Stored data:
(begin)

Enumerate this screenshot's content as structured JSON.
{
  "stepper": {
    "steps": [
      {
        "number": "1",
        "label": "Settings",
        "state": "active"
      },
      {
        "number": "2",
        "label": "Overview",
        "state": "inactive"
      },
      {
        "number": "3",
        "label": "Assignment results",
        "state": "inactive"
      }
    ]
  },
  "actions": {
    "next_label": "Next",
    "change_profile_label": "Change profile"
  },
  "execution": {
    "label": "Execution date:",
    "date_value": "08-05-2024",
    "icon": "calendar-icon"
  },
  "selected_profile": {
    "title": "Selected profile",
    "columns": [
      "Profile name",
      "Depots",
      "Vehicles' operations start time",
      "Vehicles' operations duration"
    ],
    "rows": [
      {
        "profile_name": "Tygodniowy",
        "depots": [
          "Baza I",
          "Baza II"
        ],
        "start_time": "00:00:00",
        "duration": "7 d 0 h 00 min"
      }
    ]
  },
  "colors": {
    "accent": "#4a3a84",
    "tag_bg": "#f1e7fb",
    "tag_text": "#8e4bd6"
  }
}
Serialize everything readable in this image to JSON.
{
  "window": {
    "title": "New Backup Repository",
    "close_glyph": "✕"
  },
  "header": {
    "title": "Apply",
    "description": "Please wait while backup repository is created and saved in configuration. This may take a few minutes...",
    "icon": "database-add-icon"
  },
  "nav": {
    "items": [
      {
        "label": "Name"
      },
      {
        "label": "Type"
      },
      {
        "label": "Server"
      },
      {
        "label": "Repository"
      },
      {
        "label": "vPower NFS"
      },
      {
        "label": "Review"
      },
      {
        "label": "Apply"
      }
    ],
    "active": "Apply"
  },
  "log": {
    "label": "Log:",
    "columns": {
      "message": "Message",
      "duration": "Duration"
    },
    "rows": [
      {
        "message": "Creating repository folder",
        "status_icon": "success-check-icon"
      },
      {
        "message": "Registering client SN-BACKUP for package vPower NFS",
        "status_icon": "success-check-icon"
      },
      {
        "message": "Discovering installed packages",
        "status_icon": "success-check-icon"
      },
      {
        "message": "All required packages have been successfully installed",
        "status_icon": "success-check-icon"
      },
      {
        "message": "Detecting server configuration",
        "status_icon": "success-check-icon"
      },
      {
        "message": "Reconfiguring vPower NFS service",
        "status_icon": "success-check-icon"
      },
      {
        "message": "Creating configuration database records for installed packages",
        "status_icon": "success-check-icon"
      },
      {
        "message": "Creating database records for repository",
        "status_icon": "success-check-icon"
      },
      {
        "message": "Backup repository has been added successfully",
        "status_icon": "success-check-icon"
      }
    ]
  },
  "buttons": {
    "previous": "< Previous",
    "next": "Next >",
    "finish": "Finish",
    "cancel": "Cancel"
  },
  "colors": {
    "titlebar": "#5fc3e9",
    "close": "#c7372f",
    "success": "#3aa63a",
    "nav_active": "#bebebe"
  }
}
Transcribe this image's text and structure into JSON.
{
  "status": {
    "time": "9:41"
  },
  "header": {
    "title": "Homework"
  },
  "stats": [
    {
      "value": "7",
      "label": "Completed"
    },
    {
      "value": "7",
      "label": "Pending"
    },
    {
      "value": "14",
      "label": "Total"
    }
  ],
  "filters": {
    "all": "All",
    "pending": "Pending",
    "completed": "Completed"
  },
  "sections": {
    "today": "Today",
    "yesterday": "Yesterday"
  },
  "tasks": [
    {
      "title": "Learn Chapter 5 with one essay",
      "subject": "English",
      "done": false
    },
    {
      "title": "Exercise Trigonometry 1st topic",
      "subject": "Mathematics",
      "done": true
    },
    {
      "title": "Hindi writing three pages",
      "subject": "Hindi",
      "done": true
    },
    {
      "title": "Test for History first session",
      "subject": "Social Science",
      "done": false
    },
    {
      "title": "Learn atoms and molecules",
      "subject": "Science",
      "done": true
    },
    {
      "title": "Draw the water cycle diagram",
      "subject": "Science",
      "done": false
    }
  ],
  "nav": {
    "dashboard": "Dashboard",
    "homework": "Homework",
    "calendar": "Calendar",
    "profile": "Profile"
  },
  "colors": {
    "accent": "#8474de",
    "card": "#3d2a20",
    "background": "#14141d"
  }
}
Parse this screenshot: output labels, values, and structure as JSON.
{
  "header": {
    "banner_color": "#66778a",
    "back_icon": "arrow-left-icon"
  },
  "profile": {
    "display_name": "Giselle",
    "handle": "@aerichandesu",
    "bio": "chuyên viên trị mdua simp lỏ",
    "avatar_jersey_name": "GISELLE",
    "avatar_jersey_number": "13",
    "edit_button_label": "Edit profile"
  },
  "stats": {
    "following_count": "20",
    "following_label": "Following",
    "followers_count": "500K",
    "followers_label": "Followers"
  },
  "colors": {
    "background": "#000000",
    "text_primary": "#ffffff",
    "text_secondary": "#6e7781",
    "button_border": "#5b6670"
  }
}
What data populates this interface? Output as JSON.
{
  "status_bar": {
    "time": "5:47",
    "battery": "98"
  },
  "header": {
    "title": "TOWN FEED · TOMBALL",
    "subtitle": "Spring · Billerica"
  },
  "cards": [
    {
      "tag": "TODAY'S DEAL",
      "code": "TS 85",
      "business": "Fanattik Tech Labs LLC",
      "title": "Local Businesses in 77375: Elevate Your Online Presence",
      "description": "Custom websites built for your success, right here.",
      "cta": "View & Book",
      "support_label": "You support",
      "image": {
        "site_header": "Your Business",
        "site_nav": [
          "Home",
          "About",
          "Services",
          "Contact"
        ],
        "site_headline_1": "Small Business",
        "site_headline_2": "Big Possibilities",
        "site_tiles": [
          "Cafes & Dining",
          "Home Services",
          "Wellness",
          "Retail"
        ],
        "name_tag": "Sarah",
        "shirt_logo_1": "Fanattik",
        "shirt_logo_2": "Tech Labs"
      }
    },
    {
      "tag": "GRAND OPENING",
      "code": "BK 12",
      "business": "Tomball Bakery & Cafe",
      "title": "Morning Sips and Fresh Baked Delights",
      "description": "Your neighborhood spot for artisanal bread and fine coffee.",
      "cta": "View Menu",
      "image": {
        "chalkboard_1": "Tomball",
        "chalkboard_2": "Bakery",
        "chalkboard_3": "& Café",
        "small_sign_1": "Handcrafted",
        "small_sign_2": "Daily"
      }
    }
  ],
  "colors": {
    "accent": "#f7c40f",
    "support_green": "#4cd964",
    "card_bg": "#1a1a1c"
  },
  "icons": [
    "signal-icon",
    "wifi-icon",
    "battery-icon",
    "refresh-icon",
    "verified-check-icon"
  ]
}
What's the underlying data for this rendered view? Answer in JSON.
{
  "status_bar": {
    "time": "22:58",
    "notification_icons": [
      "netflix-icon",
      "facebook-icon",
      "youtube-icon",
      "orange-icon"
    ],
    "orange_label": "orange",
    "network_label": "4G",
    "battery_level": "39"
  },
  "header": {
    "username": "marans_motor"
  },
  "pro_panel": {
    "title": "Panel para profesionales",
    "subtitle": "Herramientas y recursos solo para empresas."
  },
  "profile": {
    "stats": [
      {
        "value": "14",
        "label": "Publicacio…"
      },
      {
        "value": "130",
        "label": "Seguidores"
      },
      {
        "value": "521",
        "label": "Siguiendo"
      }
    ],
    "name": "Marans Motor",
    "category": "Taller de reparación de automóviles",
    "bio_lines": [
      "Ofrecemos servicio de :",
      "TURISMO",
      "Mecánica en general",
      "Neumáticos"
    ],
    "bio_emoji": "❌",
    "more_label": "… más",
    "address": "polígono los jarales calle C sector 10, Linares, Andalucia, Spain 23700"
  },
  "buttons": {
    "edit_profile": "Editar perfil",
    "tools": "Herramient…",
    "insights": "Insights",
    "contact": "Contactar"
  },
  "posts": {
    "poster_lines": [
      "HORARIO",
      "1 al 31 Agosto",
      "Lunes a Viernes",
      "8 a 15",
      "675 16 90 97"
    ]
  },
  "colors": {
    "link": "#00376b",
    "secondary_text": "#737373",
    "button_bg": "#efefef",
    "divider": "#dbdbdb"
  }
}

(end)

THE TASK:
Read through the entries and copy every line that includes "JSON".

EXERCISE RESPONSE:
Enumerate this screenshot's content as structured JSON.
Serialize everything readable in this image to JSON.
Transcribe this image's text and structure into JSON.
Parse this screenshot: output labels, values, and structure as JSON.
What data populates this interface? Output as JSON.
What's the underlying data for this rendered view? Answer in JSON.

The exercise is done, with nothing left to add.